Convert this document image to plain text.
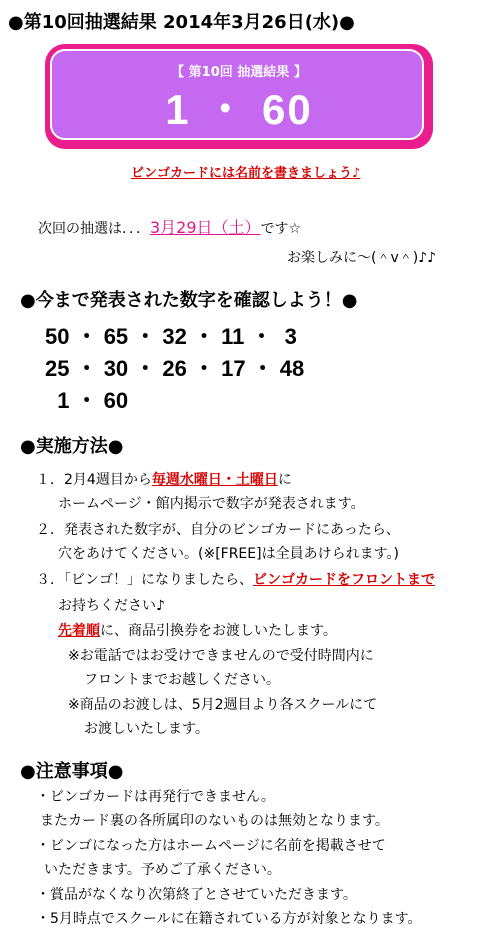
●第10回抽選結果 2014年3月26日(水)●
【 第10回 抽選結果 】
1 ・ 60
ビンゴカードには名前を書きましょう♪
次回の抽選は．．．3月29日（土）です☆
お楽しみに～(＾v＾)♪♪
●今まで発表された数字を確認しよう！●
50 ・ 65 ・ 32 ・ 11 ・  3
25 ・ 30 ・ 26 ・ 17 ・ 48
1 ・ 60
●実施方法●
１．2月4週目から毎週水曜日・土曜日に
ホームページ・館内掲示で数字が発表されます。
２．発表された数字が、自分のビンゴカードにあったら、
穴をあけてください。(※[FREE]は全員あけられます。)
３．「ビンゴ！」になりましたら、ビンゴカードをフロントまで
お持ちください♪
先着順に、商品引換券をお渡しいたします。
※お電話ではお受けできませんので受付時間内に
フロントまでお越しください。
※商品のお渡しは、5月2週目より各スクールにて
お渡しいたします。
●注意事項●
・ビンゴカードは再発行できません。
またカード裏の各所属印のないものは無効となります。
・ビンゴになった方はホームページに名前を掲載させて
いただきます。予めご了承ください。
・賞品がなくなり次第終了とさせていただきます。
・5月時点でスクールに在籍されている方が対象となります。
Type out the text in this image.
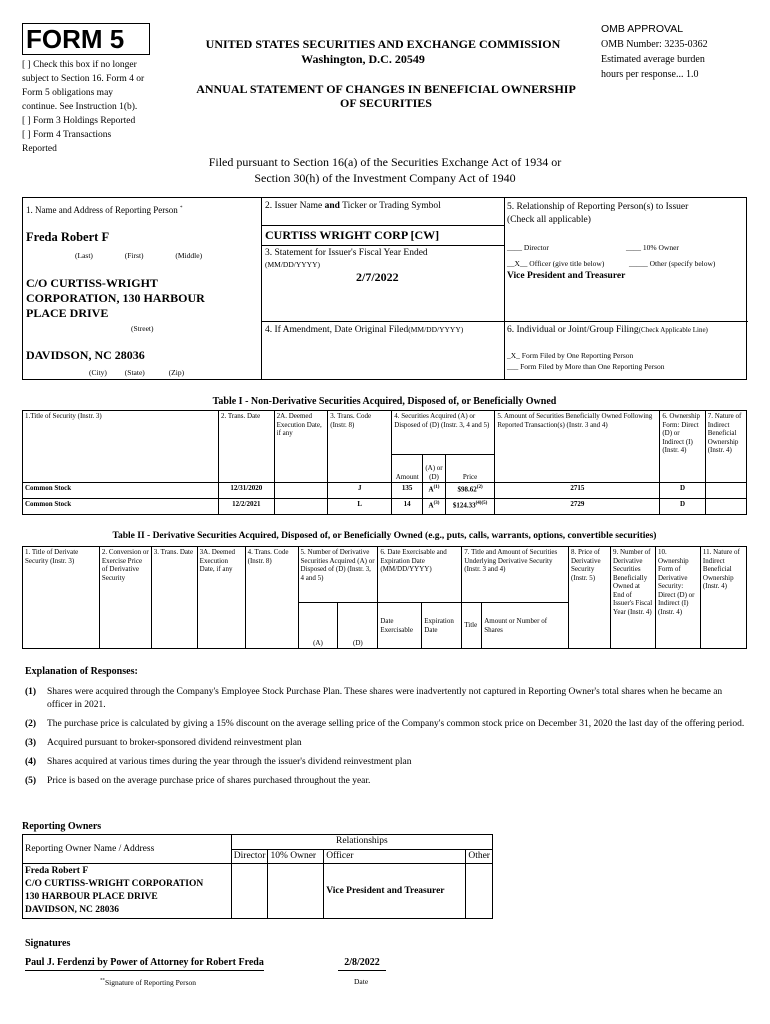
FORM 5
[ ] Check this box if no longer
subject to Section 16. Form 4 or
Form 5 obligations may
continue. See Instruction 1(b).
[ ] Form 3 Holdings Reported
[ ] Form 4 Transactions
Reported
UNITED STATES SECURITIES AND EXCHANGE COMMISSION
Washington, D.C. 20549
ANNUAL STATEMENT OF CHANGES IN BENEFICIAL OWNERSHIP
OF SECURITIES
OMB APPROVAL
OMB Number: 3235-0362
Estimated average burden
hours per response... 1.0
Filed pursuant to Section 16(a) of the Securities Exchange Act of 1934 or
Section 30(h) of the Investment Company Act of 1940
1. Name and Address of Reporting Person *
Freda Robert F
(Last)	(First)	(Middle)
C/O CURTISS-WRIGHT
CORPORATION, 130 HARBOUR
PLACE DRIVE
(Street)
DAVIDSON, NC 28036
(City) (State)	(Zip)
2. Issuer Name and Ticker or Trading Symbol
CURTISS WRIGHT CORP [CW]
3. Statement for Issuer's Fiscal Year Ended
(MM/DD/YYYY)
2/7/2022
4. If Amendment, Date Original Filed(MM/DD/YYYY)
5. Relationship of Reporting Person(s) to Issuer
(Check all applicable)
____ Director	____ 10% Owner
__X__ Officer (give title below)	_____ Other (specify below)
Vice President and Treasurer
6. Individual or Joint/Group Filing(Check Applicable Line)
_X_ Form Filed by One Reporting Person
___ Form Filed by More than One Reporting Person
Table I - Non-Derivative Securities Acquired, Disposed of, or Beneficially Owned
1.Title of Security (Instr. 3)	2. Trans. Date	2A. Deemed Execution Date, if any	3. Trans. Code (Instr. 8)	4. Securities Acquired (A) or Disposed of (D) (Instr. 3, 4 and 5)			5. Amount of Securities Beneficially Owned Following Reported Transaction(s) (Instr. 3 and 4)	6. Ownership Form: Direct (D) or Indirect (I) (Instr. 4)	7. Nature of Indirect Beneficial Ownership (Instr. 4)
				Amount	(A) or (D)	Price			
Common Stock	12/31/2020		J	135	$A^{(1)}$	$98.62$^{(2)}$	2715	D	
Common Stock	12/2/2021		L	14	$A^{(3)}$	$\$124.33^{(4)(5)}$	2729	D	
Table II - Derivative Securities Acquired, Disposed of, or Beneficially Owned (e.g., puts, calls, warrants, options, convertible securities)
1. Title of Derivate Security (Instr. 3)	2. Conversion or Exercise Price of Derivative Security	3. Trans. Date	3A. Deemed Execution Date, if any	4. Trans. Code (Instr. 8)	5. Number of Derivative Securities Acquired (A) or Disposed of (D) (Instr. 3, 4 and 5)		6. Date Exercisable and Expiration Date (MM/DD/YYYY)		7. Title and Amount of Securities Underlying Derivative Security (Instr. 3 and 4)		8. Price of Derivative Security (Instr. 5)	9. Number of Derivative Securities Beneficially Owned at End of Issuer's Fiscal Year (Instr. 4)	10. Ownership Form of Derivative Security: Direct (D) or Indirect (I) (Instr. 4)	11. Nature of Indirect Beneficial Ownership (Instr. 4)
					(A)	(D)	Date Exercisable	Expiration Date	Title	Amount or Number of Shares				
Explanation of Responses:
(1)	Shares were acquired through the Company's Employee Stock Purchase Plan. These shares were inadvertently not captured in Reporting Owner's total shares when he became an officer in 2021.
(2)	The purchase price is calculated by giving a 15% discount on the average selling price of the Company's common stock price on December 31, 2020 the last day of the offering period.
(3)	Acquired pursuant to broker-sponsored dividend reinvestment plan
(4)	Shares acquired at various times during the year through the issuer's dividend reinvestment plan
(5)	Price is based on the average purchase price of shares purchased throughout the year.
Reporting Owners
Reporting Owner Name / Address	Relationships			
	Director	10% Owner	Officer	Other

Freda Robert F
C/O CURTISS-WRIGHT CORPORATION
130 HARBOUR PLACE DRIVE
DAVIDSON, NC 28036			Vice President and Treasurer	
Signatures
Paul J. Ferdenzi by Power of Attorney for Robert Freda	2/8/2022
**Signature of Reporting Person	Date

---+---

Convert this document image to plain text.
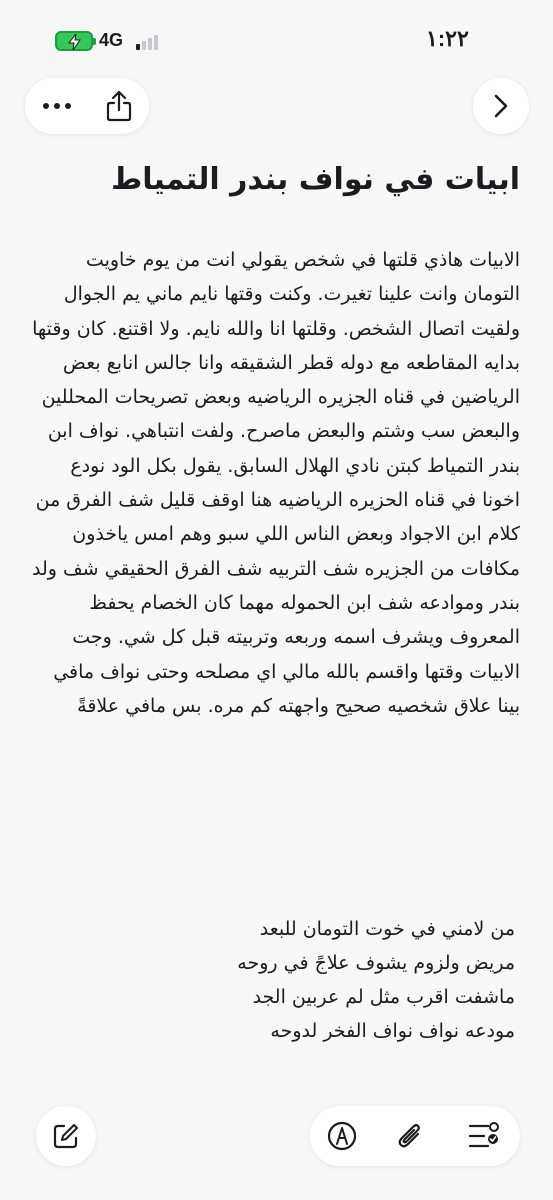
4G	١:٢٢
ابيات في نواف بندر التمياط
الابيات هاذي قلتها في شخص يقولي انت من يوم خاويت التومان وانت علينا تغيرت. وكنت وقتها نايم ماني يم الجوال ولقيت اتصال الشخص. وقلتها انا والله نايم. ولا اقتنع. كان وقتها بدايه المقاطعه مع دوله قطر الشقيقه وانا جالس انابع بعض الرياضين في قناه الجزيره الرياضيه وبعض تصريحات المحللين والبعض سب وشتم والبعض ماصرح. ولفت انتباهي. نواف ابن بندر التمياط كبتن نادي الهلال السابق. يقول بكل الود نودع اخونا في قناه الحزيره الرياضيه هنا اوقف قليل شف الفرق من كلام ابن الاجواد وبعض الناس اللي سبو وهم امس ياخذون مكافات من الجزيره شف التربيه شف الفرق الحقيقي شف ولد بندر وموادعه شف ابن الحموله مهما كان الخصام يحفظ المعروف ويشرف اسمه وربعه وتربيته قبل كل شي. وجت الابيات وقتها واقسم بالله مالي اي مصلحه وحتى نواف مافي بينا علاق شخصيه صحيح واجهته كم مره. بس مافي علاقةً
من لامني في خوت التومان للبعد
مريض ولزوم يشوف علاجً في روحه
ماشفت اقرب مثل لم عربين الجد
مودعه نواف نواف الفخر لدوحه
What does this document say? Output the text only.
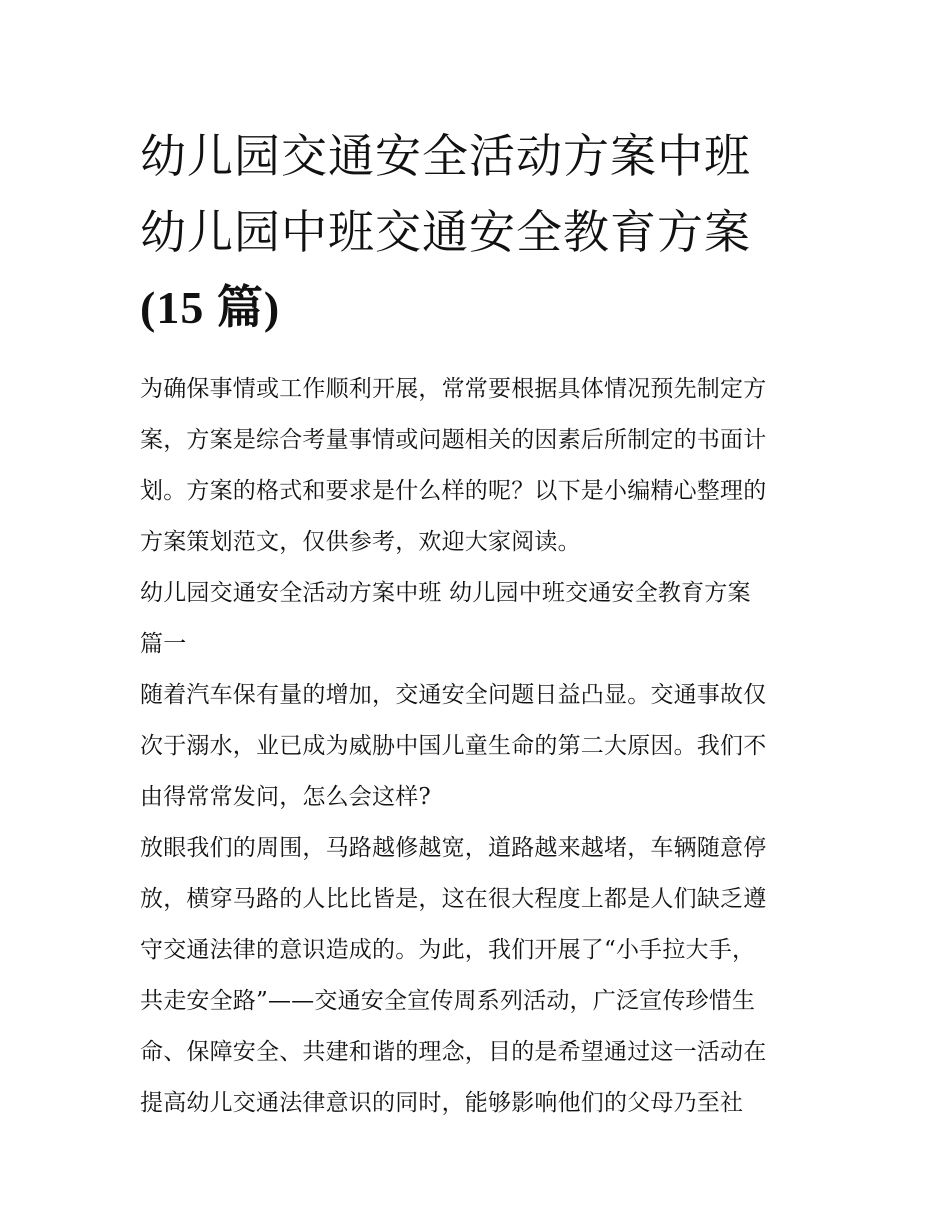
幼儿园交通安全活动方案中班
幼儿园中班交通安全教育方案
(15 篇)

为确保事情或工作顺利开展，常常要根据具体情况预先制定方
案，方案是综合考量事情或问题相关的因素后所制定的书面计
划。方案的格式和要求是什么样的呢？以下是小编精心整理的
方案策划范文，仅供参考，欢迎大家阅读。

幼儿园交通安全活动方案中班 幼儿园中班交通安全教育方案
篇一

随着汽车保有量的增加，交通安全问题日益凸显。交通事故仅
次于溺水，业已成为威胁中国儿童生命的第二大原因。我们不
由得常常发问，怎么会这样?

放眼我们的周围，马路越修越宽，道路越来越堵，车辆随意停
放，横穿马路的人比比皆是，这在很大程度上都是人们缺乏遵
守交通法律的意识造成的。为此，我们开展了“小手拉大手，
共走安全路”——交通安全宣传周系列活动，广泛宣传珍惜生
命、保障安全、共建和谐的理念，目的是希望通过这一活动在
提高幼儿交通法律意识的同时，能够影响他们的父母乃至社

---+---

** Task instructions **
Look through the entries above and count each line holding "Deemed"; report the count alone.

** Exercise answer **
2